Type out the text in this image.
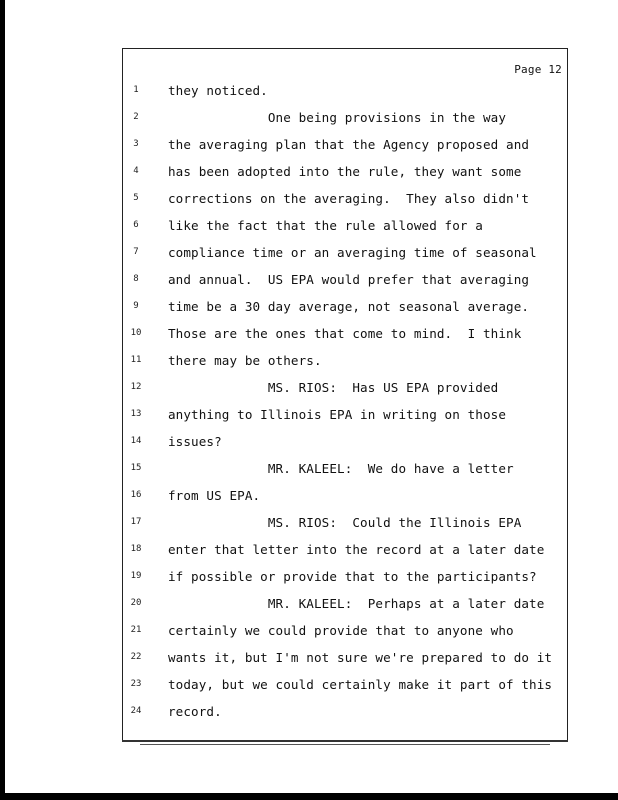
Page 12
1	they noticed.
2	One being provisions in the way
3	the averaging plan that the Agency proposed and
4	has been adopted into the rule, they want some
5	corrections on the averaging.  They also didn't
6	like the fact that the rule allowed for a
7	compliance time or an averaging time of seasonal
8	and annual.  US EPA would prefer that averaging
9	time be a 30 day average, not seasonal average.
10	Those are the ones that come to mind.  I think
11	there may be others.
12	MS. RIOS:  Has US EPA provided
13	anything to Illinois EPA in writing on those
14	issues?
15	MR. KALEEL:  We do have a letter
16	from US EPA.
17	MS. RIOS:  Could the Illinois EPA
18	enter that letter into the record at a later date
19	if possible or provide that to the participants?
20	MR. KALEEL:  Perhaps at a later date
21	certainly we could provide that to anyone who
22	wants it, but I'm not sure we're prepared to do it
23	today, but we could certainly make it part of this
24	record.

• **DIRECTION**:
All entries must be written out again exactly as given, with no pictures in the copy.

• **TASK ANSWER**:
Type out the text in this image.
Page 12
1	they noticed.
2	One being provisions in the way
3	the averaging plan that the Agency proposed and
4	has been adopted into the rule, they want some
5	corrections on the averaging.  They also didn't
6	like the fact that the rule allowed for a
7	compliance time or an averaging time of seasonal
8	and annual.  US EPA would prefer that averaging
9	time be a 30 day average, not seasonal average.
10	Those are the ones that come to mind.  I think
11	there may be others.
12	MS. RIOS:  Has US EPA provided
13	anything to Illinois EPA in writing on those
14	issues?
15	MR. KALEEL:  We do have a letter
16	from US EPA.
17	MS. RIOS:  Could the Illinois EPA
18	enter that letter into the record at a later date
19	if possible or provide that to the participants?
20	MR. KALEEL:  Perhaps at a later date
21	certainly we could provide that to anyone who
22	wants it, but I'm not sure we're prepared to do it
23	today, but we could certainly make it part of this
24	record.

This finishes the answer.